Exercise: Transcribe the material below exactly as it appears.

Dataset records:
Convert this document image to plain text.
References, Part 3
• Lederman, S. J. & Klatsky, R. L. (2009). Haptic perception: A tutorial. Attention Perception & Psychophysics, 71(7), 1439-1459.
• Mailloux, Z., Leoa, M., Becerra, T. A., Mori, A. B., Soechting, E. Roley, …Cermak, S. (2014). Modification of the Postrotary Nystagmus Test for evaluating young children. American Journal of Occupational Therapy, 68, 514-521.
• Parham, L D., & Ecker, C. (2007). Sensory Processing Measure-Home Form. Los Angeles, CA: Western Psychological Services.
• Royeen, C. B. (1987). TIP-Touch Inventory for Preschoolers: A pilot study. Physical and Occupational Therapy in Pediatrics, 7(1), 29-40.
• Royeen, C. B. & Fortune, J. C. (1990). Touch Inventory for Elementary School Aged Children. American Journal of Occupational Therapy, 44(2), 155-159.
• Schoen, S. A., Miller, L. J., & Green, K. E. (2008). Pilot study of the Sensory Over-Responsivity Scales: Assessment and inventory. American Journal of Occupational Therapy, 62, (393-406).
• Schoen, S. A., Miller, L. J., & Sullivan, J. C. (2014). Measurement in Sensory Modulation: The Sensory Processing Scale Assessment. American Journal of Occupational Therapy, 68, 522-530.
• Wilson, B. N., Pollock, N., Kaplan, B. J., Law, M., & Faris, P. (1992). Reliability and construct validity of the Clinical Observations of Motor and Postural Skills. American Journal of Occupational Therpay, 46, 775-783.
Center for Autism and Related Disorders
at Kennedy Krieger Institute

Solution for this exercise:
Convert this document image to plain text.
References, Part 3
• Lederman, S. J. & Klatsky, R. L. (2009). Haptic perception: A tutorial. Attention Perception & Psychophysics, 71(7), 1439-1459.
• Mailloux, Z., Leoa, M., Becerra, T. A., Mori, A. B., Soechting, E. Roley, …Cermak, S. (2014). Modification of the Postrotary Nystagmus Test for evaluating young children. American Journal of Occupational Therapy, 68, 514-521.
• Parham, L D., & Ecker, C. (2007). Sensory Processing Measure-Home Form. Los Angeles, CA: Western Psychological Services.
• Royeen, C. B. (1987). TIP-Touch Inventory for Preschoolers: A pilot study. Physical and Occupational Therapy in Pediatrics, 7(1), 29-40.
• Royeen, C. B. & Fortune, J. C. (1990). Touch Inventory for Elementary School Aged Children. American Journal of Occupational Therapy, 44(2), 155-159.
• Schoen, S. A., Miller, L. J., & Green, K. E. (2008). Pilot study of the Sensory Over-Responsivity Scales: Assessment and inventory. American Journal of Occupational Therapy, 62, (393-406).
• Schoen, S. A., Miller, L. J., & Sullivan, J. C. (2014). Measurement in Sensory Modulation: The Sensory Processing Scale Assessment. American Journal of Occupational Therapy, 68, 522-530.
• Wilson, B. N., Pollock, N., Kaplan, B. J., Law, M., & Faris, P. (1992). Reliability and construct validity of the Clinical Observations of Motor and Postural Skills. American Journal of Occupational Therpay, 46, 775-783.
Center for Autism and Related Disorders
at Kennedy Krieger Institute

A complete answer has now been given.